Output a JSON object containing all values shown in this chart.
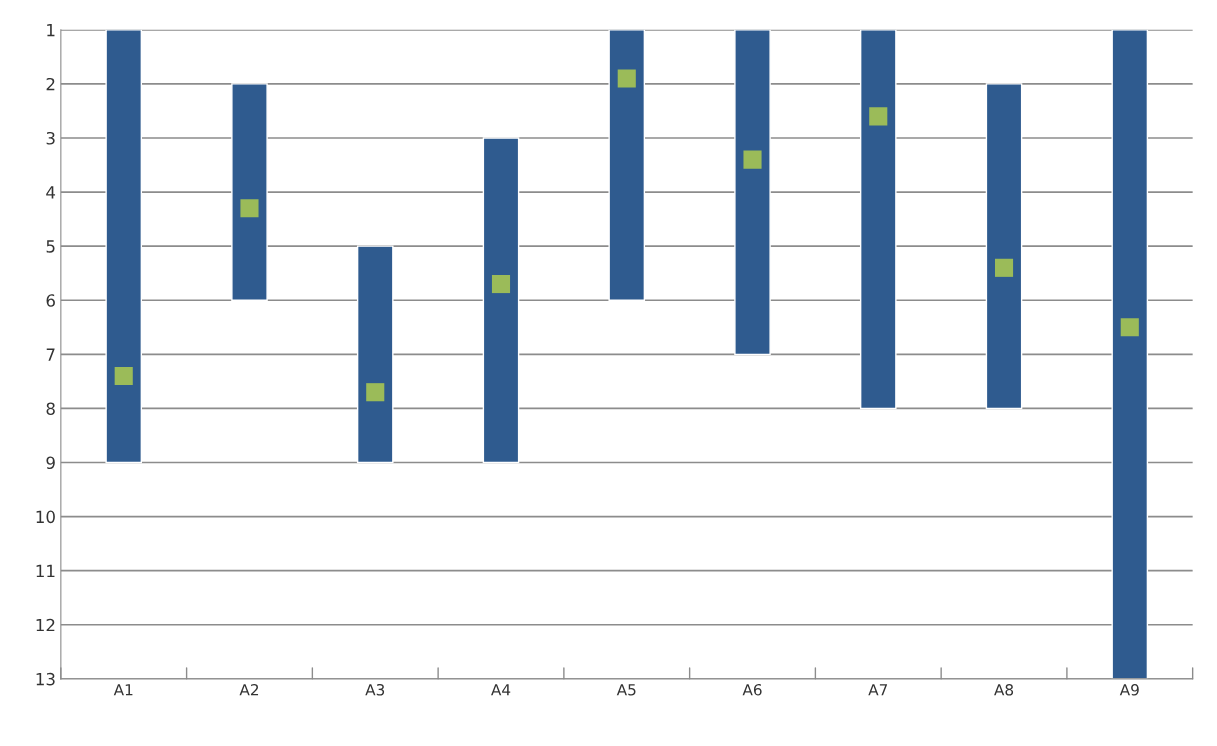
{
  "chart_data": {
    "type": "bar",
    "categories": [
      "A1",
      "A2",
      "A3",
      "A4",
      "A5",
      "A6",
      "A7",
      "A8",
      "A9"
    ],
    "series": [
      {
        "color": "#2f5b8f",
        "base": [
          1,
          2,
          5,
          3,
          1,
          1,
          1,
          2,
          1
        ],
        "values": [
          8,
          4,
          4,
          6,
          5,
          6,
          7,
          6,
          12
        ]
      },
      {
        "type": "scatter",
        "color": "#9bbb59",
        "marker": "square",
        "values": [
          7.4,
          4.3,
          7.7,
          5.7,
          1.9,
          3.4,
          2.6,
          5.4,
          6.5
        ]
      }
    ],
    "ylim": [
      13,
      1
    ],
    "yticks": [
      1,
      2,
      3,
      4,
      5,
      6,
      7,
      8,
      9,
      10,
      11,
      12,
      13
    ],
    "grid": "y",
    "legend": false
  }
}
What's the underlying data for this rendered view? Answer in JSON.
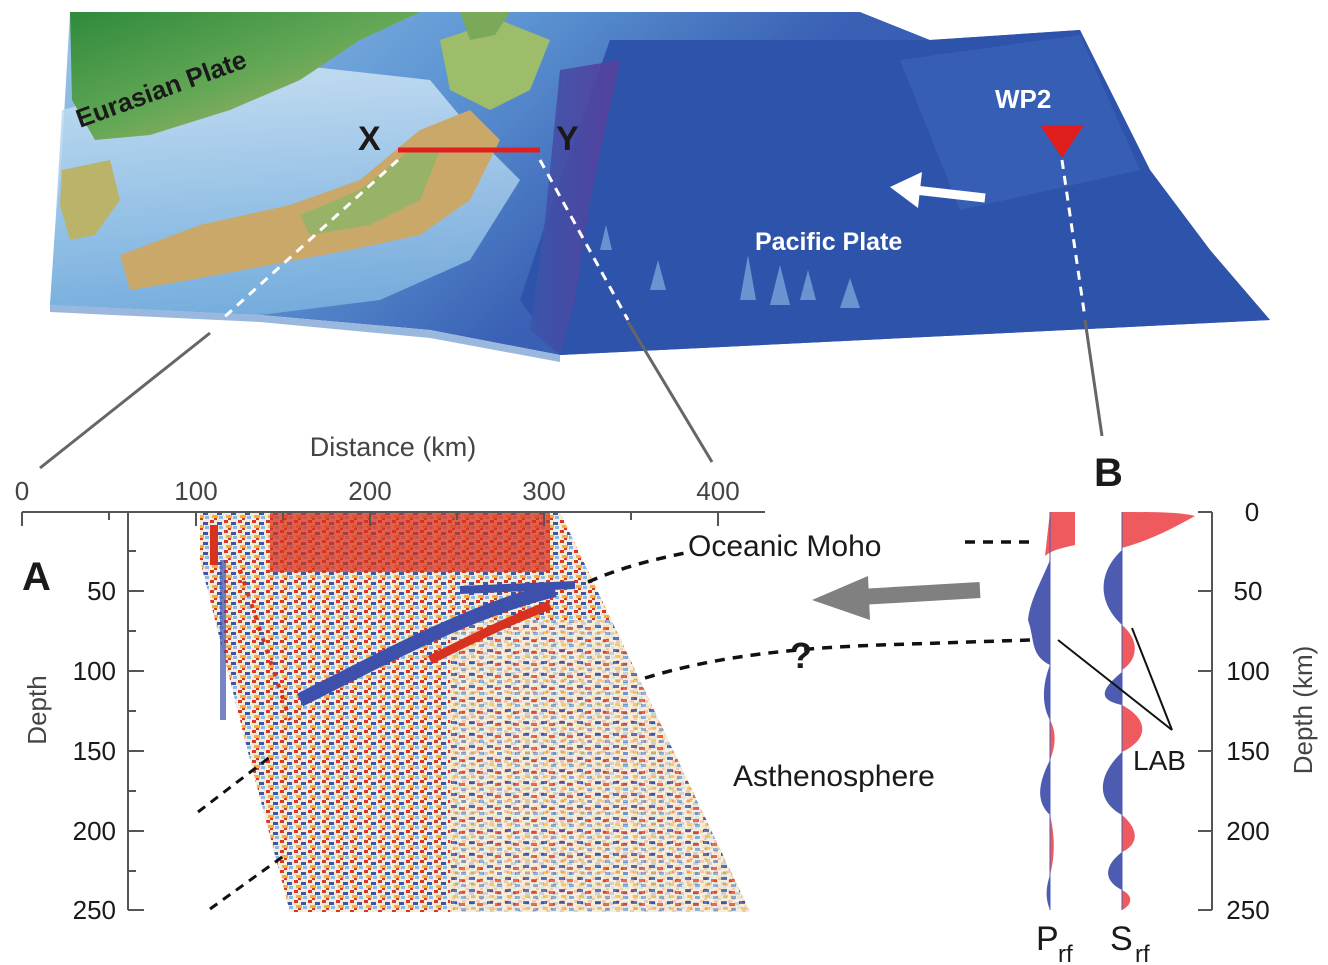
{
  "map": {
    "eurasian_label": "Eurasian Plate",
    "pacific_label": "Pacific Plate",
    "station_label": "WP2",
    "profile_start": "X",
    "profile_end": "Y"
  },
  "panel_a": {
    "letter": "A",
    "x_axis_title": "Distance (km)",
    "x_ticks": [
      "0",
      "100",
      "200",
      "300",
      "400"
    ],
    "y_axis_title": "Depth",
    "y_ticks": [
      "50",
      "100",
      "150",
      "200",
      "250"
    ]
  },
  "panel_b": {
    "letter": "B",
    "y_axis_title": "Depth (km)",
    "y_ticks": [
      "0",
      "50",
      "100",
      "150",
      "200",
      "250"
    ],
    "trace1_label": "P",
    "trace1_sub": "rf",
    "trace2_label": "S",
    "trace2_sub": "rf"
  },
  "annotations": {
    "oceanic_moho": "Oceanic Moho",
    "question": "?",
    "asthenosphere": "Asthenosphere",
    "lab": "LAB"
  },
  "colors": {
    "ocean_deep": "#2d4fa6",
    "ocean_shallow": "#7fb6e0",
    "land_green": "#3f9a44",
    "land_tan": "#d8b072",
    "profile_red": "#e01e1e",
    "positive_red": "#ef5a5f",
    "negative_blue": "#4d5cb0",
    "arrow_gray": "#808080"
  },
  "icons": [
    "station-triangle-icon",
    "plate-motion-arrow-icon"
  ]
}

++++++++++++++++++++

Description of the task:
Each record above should be copied character for character, with pictures dropped.

Response to the task:
Output a JSON object containing all values shown in this chart.
{
  "chart_data": {
    "type": "bar",
    "categories": [
      "A1",
      "A2",
      "A3",
      "A4",
      "A5",
      "A6",
      "A7",
      "A8",
      "A9"
    ],
    "series": [
      {
        "color": "#2f5b8f",
        "base": [
          1,
          2,
          5,
          3,
          1,
          1,
          1,
          2,
          1
        ],
        "values": [
          8,
          4,
          4,
          6,
          5,
          6,
          7,
          6,
          12
        ]
      },
      {
        "type": "scatter",
        "color": "#9bbb59",
        "marker": "square",
        "values": [
          7.4,
          4.3,
          7.7,
          5.7,
          1.9,
          3.4,
          2.6,
          5.4,
          6.5
        ]
      }
    ],
    "ylim": [
      13,
      1
    ],
    "yticks": [
      1,
      2,
      3,
      4,
      5,
      6,
      7,
      8,
      9,
      10,
      11,
      12,
      13
    ],
    "grid": "y",
    "legend": false
  }
}
What's the underlying data for this rendered view? Answer in JSON.
{
  "map": {
    "eurasian_label": "Eurasian Plate",
    "pacific_label": "Pacific Plate",
    "station_label": "WP2",
    "profile_start": "X",
    "profile_end": "Y"
  },
  "panel_a": {
    "letter": "A",
    "x_axis_title": "Distance (km)",
    "x_ticks": [
      "0",
      "100",
      "200",
      "300",
      "400"
    ],
    "y_axis_title": "Depth",
    "y_ticks": [
      "50",
      "100",
      "150",
      "200",
      "250"
    ]
  },
  "panel_b": {
    "letter": "B",
    "y_axis_title": "Depth (km)",
    "y_ticks": [
      "0",
      "50",
      "100",
      "150",
      "200",
      "250"
    ],
    "trace1_label": "P",
    "trace1_sub": "rf",
    "trace2_label": "S",
    "trace2_sub": "rf"
  },
  "annotations": {
    "oceanic_moho": "Oceanic Moho",
    "question": "?",
    "asthenosphere": "Asthenosphere",
    "lab": "LAB"
  },
  "colors": {
    "ocean_deep": "#2d4fa6",
    "ocean_shallow": "#7fb6e0",
    "land_green": "#3f9a44",
    "land_tan": "#d8b072",
    "profile_red": "#e01e1e",
    "positive_red": "#ef5a5f",
    "negative_blue": "#4d5cb0",
    "arrow_gray": "#808080"
  },
  "icons": [
    "station-triangle-icon",
    "plate-motion-arrow-icon"
  ]
}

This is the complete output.